__Texto mostrado__.

Flesh for fantasy.
Sudor frío postula un horror programático. El suyo es un mal traído de las páginas más negras del pasado reciente de la Argentina; las víctimas son unos chicos montados en el carrusel de las tribulaciones amorosas propias de su edad. A cada uno lo suyo, la película es taxativa en ese aspecto y coloca las cosas en el lugar que cree conveniente de la manera más sumaria imaginable: los jóvenes ocupados en aventuras románticas o, en su defecto, envueltos en cuestiones de drogas, unidos los dos grupos por una versión espantosa de Jugo de tomate frío que les sirve de leit motiv (Javier Martínez, su autor, está vivo pero igual debería revolcarse como hacemos los que conocemos la versión original). En tanto los malos, que resultan ser dos fantasmas en vida que han conocido tiempos de gloria como represores (hay una foto del “Brujo” López Rega por allí para certificar su pedigrí), parecen exorcizar su impotencia y su carácter de insalvable anacronismo martirizando muchachas desnudas.
¿Qué importa más en la película, al final, la naturaleza vibrante de esos cuerpos atormentados o el corazón lóbrego de los dos torturadores, que se mueven como zombies en la oscuridad de la casa, único dominio en el que puede sostenerse, si bien de manera inestable, la fachada de su antiguo poder? Con pinceladas de un humor prehistórico, casi tierno, la película describe la relación de ese par de viejos y su estado de absoluta prescindencia y extrañeza respecto del mundo que los rodea, que viene a ser el que habitamos con familiaridad cada día. Los diálogos se encargan repetidamente de señalar con trazo más que grueso la oratoria consumada y la obsesión con las formas del habla del que manda de los dos, es decir, el que piensa (el otro se ocupa de rezongar por los rincones y de acarrear los fiambres: la división del trabajo es implacable), en contraposición a la supuesta simpleza y precariedad de sus víctimas, hijas de una sociedad en definitiva descomposición.

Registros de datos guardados
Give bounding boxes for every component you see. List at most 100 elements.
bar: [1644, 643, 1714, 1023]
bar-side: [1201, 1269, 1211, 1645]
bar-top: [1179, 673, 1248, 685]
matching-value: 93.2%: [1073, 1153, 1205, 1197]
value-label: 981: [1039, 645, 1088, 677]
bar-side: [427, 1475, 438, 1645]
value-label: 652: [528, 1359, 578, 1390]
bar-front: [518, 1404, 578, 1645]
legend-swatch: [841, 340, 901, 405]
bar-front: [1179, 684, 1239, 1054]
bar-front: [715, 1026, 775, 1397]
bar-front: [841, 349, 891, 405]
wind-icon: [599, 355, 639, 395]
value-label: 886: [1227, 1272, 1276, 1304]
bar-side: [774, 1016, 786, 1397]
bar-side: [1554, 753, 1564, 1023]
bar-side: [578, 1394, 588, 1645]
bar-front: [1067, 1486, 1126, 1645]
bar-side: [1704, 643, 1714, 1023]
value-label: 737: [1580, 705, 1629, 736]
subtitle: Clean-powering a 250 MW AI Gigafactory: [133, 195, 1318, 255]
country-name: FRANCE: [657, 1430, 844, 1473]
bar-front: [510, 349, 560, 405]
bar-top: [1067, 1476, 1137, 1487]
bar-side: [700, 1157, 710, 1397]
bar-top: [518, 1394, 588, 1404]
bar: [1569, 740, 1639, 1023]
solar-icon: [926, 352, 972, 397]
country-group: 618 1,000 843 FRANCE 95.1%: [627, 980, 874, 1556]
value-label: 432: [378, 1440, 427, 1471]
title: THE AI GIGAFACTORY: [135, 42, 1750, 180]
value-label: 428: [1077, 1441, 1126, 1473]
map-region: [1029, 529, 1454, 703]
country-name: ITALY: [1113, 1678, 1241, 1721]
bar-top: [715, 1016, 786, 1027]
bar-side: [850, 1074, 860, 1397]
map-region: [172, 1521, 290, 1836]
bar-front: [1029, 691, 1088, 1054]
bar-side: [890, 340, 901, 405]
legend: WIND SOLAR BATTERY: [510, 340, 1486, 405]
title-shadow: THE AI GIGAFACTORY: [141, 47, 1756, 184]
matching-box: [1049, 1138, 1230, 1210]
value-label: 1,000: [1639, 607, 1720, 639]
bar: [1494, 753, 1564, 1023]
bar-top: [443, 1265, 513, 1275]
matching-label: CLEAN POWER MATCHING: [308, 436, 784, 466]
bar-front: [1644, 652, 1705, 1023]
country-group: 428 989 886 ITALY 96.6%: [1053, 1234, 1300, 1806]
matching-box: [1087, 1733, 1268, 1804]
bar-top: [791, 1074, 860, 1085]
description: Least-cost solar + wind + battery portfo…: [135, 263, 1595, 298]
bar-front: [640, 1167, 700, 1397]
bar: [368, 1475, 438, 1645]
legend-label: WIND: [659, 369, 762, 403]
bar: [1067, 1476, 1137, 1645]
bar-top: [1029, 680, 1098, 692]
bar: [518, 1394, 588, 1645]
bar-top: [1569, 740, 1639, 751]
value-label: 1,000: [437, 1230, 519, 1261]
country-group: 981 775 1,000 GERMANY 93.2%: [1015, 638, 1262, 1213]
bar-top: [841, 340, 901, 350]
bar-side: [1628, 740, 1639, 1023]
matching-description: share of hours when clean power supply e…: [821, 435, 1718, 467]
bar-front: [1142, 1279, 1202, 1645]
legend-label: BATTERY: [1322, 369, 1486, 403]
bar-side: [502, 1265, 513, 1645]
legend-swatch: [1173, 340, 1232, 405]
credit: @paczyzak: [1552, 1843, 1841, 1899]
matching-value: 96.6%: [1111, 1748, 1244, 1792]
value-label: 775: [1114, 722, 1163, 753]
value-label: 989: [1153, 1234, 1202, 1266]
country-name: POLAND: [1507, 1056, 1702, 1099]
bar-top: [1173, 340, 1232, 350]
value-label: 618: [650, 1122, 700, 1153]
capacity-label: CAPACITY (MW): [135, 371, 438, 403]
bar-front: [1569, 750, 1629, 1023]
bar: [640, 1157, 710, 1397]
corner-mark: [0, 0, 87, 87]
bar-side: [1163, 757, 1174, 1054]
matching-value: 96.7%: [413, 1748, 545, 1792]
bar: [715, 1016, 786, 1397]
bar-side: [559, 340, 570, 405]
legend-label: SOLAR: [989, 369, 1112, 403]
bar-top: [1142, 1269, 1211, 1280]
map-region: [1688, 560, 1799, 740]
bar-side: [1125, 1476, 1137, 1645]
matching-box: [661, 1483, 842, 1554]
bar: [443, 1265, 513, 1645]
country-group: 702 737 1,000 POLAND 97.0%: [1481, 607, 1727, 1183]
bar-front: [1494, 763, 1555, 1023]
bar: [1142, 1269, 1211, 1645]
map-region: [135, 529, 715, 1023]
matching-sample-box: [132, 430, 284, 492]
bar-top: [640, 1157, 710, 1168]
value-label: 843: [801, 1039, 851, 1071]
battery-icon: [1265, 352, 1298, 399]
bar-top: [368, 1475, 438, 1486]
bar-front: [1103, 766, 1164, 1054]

__Tareas por hacer__.
1. Según la reseña de la película Sudor frío, ¿qué canción une a los dos grupos de jóvenes como leit motiv?
2. Escribe cómo sigue la reseña de Sudor frío después de su última oración.

__Lista de respuestas__.
1. Una versión espantosa de Jugo de tomate frío.

2.
Es que la inclinación de la película por dotar de matices a los villanos y retaceárselos a los héroes es notable; en Sudor frío ni siquiera se puede asistir a una paliza ejemplar y catártica propinada por los buenos a los malos a modo de corolario: un conjunto de planos torpemente hilvanados y ya está, el espectador se tiene que dar por satisfecho y aceptar que el triunfo de los chicos de hoy por sobre las fuerzas oscuras del pasado ha tenido lugar. Pero ese mal proviene nada menos que de la historia y hay imágenes de archivo y texto para otorgarle un marco y una especificidad que le son propias. Los chicos, en cambio, no se sabe bien de dónde salen, no tienen carnadura a pesar de las tetas de Camila Velasco (que se exponen en un rapto de erotismo de juguetería), y carecen de gracia o de inteligencia. Ya se sabía que el mal era más atractivo que el bien, quizás porque este último lo damos erróneamente por descontado. Acorde con esta máxima, Sudor frío tiene una predilección desembozada por quienes en la trama representan ese mal. Lo que resulta una novedad es el desinterés manifiesto a la hora de esgrimir un contrapeso poniendo algún esmero en el diseño de las víctimas, al menos para disimular el carácter mecánico de la empresa, que insiste, un poco en la vía de ciertos ejemplos recientes aunque en versión remilgada y pacata, en la exhibición de la carne castigada y lacerada como única fuente de terror.